_Stated goal_
Copy out all lines where "Output" appears.

_Data rows_
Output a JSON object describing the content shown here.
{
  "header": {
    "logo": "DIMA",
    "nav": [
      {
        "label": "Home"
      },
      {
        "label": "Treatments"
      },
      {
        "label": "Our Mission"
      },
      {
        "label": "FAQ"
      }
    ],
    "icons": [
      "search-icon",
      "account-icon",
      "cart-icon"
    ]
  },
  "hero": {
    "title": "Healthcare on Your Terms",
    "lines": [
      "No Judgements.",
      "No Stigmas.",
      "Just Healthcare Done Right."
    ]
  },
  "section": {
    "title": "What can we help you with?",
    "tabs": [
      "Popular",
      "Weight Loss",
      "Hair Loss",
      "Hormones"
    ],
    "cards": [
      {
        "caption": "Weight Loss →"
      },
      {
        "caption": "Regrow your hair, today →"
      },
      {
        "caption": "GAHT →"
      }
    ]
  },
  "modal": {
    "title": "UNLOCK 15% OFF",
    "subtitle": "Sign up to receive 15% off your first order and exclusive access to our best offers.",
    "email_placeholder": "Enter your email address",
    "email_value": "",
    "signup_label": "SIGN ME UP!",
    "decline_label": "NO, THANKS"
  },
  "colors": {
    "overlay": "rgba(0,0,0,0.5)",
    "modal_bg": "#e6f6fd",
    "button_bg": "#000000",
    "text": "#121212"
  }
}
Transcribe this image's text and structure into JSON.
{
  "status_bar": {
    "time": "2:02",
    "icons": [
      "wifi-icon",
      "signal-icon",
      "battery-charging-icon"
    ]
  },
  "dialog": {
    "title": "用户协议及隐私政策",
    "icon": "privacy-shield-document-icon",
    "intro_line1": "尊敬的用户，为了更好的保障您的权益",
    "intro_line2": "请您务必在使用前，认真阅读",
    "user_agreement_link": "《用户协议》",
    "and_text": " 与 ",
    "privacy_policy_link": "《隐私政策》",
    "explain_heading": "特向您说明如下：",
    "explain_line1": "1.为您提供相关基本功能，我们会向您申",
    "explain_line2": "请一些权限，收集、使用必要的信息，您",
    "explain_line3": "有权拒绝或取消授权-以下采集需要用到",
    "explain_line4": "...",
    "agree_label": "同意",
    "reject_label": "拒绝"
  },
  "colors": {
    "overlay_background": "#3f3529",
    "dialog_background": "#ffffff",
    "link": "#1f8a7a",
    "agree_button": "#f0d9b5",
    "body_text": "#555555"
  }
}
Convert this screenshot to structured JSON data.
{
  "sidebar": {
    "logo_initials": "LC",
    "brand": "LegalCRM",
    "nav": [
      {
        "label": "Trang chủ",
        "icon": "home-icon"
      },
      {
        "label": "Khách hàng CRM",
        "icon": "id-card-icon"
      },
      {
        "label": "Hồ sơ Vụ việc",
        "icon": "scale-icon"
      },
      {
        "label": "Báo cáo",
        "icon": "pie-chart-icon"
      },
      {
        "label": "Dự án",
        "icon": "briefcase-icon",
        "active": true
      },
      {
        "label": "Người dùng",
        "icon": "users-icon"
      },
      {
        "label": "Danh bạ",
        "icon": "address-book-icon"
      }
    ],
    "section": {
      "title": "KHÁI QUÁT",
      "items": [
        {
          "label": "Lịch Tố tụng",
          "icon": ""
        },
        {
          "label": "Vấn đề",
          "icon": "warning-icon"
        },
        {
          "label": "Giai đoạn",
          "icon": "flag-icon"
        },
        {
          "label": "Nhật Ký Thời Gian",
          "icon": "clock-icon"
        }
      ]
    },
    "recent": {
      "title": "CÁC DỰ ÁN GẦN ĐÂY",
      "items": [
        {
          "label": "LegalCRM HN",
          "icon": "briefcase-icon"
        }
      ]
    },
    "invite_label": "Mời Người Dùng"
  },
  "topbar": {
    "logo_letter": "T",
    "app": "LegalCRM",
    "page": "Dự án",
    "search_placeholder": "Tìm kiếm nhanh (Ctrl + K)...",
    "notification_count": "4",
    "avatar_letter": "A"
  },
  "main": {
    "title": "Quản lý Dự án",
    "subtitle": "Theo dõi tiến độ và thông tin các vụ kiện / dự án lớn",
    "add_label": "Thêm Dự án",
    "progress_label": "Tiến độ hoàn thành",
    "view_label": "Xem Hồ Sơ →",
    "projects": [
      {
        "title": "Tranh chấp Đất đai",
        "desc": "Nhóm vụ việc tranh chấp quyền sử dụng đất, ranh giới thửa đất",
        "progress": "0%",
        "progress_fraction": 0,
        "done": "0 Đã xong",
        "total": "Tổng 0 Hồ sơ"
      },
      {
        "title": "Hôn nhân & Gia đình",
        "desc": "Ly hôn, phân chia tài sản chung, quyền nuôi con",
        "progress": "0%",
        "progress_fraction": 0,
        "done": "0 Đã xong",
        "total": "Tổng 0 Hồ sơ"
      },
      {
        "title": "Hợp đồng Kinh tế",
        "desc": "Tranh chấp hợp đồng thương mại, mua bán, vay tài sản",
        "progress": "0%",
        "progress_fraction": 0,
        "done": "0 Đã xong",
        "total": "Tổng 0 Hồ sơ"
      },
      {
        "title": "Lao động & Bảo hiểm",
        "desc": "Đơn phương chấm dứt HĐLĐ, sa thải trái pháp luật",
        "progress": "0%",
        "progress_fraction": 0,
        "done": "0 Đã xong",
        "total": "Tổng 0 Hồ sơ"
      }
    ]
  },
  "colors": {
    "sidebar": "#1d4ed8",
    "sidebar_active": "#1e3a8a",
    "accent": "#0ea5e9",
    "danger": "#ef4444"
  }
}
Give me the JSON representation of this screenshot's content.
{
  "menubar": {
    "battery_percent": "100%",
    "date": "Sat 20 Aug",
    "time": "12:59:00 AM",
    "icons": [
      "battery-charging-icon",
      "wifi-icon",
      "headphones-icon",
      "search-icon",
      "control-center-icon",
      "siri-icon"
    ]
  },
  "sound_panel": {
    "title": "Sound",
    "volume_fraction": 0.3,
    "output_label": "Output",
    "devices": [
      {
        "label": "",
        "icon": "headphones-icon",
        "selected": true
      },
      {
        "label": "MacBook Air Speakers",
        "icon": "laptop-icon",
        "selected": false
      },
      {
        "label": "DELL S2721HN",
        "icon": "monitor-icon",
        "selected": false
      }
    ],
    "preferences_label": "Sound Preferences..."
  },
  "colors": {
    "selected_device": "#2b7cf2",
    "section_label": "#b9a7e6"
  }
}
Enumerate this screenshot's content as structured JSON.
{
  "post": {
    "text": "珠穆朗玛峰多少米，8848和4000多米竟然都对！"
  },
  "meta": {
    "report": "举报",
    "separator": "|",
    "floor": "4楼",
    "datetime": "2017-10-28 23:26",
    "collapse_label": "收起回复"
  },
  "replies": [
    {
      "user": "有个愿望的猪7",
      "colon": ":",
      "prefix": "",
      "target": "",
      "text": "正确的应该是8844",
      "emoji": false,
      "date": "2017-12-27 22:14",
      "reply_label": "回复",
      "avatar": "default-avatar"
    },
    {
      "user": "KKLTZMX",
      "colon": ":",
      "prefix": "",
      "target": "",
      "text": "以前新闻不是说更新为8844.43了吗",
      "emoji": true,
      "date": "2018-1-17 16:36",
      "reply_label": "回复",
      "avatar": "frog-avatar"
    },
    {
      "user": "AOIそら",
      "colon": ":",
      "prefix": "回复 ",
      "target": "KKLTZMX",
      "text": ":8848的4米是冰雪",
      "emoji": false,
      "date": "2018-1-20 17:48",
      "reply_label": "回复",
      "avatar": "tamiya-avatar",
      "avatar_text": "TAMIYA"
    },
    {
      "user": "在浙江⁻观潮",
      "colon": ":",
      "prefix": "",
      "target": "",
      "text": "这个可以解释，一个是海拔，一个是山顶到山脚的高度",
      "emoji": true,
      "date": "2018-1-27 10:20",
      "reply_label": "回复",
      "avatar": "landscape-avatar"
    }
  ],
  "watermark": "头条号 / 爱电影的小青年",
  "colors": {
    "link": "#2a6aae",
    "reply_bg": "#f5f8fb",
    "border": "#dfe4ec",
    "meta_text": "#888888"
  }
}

_Result_
Output a JSON object describing the content shown here.
    "output_label": "Output",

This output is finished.